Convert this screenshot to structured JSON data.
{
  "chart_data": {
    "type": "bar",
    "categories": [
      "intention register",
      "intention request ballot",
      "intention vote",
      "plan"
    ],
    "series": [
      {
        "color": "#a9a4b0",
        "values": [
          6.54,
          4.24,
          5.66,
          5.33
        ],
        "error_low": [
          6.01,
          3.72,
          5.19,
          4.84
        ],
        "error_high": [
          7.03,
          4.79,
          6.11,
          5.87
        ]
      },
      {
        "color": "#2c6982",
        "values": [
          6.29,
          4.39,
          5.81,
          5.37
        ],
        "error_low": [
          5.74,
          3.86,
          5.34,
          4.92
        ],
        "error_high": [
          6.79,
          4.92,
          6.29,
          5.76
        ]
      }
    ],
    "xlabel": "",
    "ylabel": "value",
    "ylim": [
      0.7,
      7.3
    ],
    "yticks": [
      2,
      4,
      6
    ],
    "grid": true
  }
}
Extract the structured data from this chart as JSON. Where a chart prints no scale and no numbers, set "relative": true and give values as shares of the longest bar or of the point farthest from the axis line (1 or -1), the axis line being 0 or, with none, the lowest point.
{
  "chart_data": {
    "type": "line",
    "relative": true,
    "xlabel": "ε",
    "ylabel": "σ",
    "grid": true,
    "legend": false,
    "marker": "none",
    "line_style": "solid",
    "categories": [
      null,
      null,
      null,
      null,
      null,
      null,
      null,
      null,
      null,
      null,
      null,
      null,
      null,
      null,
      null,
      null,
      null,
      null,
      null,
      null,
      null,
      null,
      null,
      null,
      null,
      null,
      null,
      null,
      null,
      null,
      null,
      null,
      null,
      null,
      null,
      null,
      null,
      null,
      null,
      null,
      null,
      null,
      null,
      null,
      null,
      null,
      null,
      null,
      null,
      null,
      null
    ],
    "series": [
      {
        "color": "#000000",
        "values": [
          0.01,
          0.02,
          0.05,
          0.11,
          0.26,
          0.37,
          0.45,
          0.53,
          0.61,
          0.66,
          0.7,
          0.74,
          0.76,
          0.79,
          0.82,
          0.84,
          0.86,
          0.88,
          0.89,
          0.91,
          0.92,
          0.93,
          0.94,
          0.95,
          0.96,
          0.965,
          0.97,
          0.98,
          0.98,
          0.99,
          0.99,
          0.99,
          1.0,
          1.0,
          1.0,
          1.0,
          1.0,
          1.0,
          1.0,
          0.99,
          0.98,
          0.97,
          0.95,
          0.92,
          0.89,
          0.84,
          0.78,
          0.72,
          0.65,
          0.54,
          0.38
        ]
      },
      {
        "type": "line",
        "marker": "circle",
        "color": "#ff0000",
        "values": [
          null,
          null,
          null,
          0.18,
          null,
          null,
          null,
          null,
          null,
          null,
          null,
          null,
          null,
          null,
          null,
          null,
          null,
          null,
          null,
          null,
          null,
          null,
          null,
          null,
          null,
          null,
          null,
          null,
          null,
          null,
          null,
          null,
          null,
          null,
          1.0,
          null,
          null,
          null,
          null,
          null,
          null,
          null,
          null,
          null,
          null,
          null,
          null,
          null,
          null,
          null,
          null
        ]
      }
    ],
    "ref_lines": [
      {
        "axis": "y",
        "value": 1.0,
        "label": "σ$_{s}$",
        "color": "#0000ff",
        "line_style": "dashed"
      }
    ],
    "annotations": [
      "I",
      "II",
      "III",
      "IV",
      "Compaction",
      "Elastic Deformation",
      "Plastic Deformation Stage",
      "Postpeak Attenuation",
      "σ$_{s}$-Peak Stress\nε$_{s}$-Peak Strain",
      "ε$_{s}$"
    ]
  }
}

*-*-*

## [Directions]
Show all lines above holding "intention".

## [Answer to the problem]
      "intention register",
      "intention request ballot",
      "intention vote",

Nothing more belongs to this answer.